===== LISTING
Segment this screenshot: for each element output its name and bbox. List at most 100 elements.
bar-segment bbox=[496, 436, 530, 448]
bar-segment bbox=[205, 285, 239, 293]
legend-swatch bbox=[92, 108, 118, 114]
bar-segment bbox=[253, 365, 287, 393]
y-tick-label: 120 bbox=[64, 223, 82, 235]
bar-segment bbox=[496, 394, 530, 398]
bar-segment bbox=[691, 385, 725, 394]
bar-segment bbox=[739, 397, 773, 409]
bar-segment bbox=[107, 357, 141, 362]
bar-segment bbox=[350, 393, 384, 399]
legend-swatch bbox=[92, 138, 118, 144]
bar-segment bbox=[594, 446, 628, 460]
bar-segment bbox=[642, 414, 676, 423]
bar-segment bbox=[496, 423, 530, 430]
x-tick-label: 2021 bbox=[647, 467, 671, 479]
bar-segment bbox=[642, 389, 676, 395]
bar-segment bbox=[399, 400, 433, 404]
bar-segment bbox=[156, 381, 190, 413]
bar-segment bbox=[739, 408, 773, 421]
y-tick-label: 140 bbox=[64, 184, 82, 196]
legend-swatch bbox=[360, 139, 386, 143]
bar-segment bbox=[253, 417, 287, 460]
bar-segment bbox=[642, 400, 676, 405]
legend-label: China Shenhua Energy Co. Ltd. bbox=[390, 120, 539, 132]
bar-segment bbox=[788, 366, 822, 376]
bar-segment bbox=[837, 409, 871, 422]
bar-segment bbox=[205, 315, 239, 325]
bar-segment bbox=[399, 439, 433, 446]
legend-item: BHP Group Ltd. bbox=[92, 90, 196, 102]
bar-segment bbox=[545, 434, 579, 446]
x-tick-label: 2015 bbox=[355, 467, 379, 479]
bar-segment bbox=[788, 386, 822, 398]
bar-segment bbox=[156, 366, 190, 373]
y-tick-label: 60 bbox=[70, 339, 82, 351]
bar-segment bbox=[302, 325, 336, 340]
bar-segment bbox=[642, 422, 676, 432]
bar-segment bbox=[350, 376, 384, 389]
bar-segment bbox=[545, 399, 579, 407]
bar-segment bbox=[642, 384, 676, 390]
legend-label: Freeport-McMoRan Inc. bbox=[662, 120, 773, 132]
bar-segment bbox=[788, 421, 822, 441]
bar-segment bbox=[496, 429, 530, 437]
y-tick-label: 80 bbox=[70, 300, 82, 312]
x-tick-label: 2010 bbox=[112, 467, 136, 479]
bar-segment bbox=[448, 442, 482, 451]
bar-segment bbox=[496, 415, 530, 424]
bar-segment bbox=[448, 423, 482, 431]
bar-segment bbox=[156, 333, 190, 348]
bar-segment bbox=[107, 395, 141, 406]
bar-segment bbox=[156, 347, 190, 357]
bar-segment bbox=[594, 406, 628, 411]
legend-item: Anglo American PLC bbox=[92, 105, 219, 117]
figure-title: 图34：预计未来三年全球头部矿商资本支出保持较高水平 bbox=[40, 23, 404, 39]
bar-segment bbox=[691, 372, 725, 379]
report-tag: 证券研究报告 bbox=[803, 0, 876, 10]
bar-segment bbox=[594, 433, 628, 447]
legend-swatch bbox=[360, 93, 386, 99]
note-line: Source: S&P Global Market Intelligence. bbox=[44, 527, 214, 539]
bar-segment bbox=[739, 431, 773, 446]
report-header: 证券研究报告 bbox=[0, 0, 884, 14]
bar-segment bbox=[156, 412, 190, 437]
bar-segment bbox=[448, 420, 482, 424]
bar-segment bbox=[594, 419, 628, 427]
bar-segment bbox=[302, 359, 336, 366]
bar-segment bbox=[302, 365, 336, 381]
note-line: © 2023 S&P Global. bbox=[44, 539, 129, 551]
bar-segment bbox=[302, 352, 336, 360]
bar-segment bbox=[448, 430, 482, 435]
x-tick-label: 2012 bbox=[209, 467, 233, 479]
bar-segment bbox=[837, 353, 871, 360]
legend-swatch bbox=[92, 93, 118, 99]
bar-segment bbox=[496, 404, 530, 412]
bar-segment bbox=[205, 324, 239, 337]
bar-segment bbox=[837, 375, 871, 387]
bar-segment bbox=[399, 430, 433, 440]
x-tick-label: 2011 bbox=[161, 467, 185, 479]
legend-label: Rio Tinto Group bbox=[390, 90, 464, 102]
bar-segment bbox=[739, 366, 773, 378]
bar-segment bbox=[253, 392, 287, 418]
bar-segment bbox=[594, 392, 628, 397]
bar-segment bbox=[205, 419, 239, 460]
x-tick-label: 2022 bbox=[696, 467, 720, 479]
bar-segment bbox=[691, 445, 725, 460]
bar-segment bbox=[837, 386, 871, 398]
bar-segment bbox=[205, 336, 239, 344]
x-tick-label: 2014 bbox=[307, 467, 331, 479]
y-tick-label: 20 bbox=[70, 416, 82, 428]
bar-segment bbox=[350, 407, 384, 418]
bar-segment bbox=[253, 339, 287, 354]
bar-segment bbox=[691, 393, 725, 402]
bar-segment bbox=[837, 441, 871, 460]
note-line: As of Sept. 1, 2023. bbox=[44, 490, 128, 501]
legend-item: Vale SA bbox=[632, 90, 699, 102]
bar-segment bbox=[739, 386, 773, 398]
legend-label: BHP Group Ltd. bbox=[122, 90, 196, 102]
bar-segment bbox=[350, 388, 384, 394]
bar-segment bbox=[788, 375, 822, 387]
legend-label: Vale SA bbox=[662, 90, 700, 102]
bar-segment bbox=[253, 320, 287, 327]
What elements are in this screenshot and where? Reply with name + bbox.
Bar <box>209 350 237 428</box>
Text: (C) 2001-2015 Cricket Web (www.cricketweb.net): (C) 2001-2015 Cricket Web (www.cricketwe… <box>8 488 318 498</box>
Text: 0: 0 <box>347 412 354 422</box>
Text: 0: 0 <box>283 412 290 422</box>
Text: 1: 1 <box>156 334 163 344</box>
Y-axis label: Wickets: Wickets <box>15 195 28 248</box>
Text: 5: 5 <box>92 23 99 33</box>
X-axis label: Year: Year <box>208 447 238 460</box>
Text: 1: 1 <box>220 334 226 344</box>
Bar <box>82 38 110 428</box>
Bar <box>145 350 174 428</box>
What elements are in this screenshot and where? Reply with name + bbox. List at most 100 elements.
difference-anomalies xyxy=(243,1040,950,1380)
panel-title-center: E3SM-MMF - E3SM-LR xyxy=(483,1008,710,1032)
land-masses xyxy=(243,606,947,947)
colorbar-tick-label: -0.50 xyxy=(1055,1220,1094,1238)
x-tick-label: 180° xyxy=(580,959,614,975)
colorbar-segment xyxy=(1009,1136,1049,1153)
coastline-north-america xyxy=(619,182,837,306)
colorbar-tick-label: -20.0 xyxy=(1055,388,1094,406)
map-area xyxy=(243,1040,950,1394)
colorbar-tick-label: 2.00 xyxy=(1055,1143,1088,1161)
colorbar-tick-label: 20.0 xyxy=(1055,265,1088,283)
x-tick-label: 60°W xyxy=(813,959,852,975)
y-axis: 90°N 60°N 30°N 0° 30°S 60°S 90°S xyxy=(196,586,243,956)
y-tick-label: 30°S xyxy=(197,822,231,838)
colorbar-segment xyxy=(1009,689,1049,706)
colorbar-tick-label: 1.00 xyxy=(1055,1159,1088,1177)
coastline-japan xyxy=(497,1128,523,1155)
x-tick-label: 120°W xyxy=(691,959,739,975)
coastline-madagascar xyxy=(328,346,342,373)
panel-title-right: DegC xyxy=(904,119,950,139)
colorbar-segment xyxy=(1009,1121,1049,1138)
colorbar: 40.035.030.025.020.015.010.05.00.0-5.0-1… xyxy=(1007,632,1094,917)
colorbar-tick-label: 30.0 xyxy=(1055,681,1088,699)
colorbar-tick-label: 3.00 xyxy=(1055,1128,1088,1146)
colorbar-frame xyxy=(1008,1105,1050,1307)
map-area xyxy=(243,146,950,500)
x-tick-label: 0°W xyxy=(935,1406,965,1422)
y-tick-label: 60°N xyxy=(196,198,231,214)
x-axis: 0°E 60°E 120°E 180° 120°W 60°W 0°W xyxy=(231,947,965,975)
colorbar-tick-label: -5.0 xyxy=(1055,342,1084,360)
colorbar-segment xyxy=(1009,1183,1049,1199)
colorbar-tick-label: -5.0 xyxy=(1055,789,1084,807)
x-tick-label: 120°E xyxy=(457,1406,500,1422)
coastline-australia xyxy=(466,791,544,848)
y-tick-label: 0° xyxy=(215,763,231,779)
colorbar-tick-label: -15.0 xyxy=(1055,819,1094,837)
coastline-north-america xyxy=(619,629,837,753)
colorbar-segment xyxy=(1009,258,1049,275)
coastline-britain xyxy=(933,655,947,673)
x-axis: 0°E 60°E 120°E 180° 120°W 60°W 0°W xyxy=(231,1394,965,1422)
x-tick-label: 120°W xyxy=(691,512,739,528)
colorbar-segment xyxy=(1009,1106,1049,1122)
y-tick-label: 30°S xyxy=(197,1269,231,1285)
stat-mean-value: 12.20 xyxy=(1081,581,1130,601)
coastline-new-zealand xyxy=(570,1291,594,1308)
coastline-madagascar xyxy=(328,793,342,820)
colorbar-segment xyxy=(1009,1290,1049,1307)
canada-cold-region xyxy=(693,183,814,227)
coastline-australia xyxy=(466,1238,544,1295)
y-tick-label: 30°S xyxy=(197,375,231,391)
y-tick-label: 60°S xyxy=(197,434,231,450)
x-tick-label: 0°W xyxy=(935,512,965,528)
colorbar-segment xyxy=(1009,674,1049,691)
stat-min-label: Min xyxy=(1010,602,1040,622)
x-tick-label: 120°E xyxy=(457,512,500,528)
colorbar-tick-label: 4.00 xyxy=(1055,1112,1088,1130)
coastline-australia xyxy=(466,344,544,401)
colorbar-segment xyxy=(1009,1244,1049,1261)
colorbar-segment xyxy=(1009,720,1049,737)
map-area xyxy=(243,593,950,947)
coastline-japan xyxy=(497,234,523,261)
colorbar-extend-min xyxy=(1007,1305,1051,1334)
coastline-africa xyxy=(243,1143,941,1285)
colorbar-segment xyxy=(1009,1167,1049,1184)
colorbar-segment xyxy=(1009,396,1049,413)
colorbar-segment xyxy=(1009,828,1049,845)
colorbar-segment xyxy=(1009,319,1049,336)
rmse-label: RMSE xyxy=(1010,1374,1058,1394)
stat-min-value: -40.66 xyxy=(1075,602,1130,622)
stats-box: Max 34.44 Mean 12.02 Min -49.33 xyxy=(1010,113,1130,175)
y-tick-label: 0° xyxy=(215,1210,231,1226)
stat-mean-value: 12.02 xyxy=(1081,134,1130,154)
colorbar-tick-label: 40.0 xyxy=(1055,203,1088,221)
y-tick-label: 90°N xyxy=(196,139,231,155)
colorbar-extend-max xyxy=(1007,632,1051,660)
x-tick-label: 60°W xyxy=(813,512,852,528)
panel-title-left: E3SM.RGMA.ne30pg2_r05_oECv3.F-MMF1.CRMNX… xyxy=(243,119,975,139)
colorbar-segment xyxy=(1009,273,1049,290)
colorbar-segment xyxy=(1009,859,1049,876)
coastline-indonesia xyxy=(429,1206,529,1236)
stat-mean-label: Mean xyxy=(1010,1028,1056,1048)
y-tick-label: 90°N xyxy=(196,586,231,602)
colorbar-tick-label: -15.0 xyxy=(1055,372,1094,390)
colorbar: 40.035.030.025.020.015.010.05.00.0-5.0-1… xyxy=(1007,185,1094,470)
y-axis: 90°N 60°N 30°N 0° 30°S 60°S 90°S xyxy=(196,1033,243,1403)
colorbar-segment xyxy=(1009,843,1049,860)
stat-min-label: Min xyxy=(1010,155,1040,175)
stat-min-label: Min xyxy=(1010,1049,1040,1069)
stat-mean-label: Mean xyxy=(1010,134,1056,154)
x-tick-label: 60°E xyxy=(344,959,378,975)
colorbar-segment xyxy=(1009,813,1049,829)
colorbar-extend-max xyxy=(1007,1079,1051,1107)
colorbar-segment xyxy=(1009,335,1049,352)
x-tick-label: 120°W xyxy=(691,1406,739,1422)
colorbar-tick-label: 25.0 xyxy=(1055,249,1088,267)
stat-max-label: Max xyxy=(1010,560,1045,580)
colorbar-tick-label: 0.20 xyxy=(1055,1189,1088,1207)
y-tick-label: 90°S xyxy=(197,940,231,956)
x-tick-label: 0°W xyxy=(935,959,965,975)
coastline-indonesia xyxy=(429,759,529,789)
==========
PROBLEM TO SOLVE: Copy out the rows word for word, beginning with the first row and ending with the row that contains "bar-segment bbox=[448, 423, 482, 431]", both included.

CORRECT RESPONSE:
Segment this screenshot: for each element output its name and bbox. List at most 100 elements.
bar-segment bbox=[496, 436, 530, 448]
bar-segment bbox=[205, 285, 239, 293]
legend-swatch bbox=[92, 108, 118, 114]
bar-segment bbox=[253, 365, 287, 393]
y-tick-label: 120 bbox=[64, 223, 82, 235]
bar-segment bbox=[496, 394, 530, 398]
bar-segment bbox=[691, 385, 725, 394]
bar-segment bbox=[739, 397, 773, 409]
bar-segment bbox=[107, 357, 141, 362]
bar-segment bbox=[350, 393, 384, 399]
legend-swatch bbox=[92, 138, 118, 144]
bar-segment bbox=[594, 446, 628, 460]
bar-segment bbox=[642, 414, 676, 423]
bar-segment bbox=[496, 423, 530, 430]
x-tick-label: 2021 bbox=[647, 467, 671, 479]
bar-segment bbox=[642, 389, 676, 395]
bar-segment bbox=[399, 400, 433, 404]
bar-segment bbox=[156, 381, 190, 413]
bar-segment bbox=[739, 408, 773, 421]
y-tick-label: 140 bbox=[64, 184, 82, 196]
legend-swatch bbox=[360, 139, 386, 143]
bar-segment bbox=[253, 417, 287, 460]
bar-segment bbox=[642, 400, 676, 405]
legend-label: China Shenhua Energy Co. Ltd. bbox=[390, 120, 539, 132]
bar-segment bbox=[788, 366, 822, 376]
bar-segment bbox=[837, 409, 871, 422]
bar-segment bbox=[205, 315, 239, 325]
bar-segment bbox=[399, 439, 433, 446]
legend-item: BHP Group Ltd. bbox=[92, 90, 196, 102]
bar-segment bbox=[545, 434, 579, 446]
x-tick-label: 2015 bbox=[355, 467, 379, 479]
bar-segment bbox=[788, 386, 822, 398]
bar-segment bbox=[156, 366, 190, 373]
y-tick-label: 60 bbox=[70, 339, 82, 351]
bar-segment bbox=[302, 325, 336, 340]
bar-segment bbox=[642, 422, 676, 432]
bar-segment bbox=[350, 376, 384, 389]
bar-segment bbox=[545, 399, 579, 407]
bar-segment bbox=[642, 384, 676, 390]
legend-label: Freeport-McMoRan Inc. bbox=[662, 120, 773, 132]
bar-segment bbox=[788, 421, 822, 441]
bar-segment bbox=[496, 429, 530, 437]
y-tick-label: 80 bbox=[70, 300, 82, 312]
x-tick-label: 2010 bbox=[112, 467, 136, 479]
bar-segment bbox=[448, 442, 482, 451]
bar-segment bbox=[496, 415, 530, 424]
bar-segment bbox=[448, 423, 482, 431]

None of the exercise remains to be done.